--- start DATA SHOWN ---

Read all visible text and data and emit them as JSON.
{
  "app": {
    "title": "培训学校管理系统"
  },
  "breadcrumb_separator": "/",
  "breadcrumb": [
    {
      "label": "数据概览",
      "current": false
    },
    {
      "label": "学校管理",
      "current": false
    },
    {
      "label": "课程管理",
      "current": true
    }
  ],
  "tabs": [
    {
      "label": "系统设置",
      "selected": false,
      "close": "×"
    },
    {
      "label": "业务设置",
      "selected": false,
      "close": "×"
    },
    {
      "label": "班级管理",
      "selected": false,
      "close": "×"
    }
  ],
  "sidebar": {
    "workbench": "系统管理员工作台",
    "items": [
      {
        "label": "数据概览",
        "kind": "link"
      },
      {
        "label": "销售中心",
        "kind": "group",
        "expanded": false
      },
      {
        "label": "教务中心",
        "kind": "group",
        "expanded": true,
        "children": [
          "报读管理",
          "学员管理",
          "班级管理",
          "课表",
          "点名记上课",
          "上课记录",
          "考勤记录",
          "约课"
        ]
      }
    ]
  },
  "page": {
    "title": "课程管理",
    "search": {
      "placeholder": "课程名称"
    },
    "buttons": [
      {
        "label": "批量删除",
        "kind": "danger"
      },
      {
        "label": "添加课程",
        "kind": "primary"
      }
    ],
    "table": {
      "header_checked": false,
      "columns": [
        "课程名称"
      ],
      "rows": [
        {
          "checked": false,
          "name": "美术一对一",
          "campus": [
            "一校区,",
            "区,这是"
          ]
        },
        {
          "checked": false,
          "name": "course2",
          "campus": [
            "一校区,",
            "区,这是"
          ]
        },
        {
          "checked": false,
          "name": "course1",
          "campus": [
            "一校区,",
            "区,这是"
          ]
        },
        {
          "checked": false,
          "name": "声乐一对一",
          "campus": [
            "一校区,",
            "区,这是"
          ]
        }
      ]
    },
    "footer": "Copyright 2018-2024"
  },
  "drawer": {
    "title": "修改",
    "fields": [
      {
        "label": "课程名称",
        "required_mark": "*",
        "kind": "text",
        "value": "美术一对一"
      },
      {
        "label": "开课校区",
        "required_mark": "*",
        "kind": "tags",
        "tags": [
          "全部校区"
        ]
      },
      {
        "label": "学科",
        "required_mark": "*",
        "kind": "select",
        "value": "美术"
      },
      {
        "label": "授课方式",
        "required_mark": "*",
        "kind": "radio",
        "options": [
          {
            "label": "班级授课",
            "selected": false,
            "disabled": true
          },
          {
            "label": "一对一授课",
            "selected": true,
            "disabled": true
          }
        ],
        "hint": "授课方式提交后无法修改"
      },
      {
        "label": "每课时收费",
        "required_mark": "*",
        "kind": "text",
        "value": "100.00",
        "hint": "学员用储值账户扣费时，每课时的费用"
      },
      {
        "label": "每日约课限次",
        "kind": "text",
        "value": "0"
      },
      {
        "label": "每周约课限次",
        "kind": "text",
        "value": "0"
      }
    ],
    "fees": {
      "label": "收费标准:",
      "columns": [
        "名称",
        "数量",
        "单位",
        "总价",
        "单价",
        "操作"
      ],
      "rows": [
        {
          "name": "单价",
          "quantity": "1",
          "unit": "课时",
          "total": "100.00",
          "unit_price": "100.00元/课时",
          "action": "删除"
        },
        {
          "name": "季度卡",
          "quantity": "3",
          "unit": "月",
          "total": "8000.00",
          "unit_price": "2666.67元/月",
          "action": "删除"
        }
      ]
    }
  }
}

--- end DATA SHOWN ---

- EXERCISE GOAL: Identify each line in the entries with the word "hint" and copy it.

- FULL SOLUTION:
        "hint": "授课方式提交后无法修改"
        "hint": "学员用储值账户扣费时，每课时的费用"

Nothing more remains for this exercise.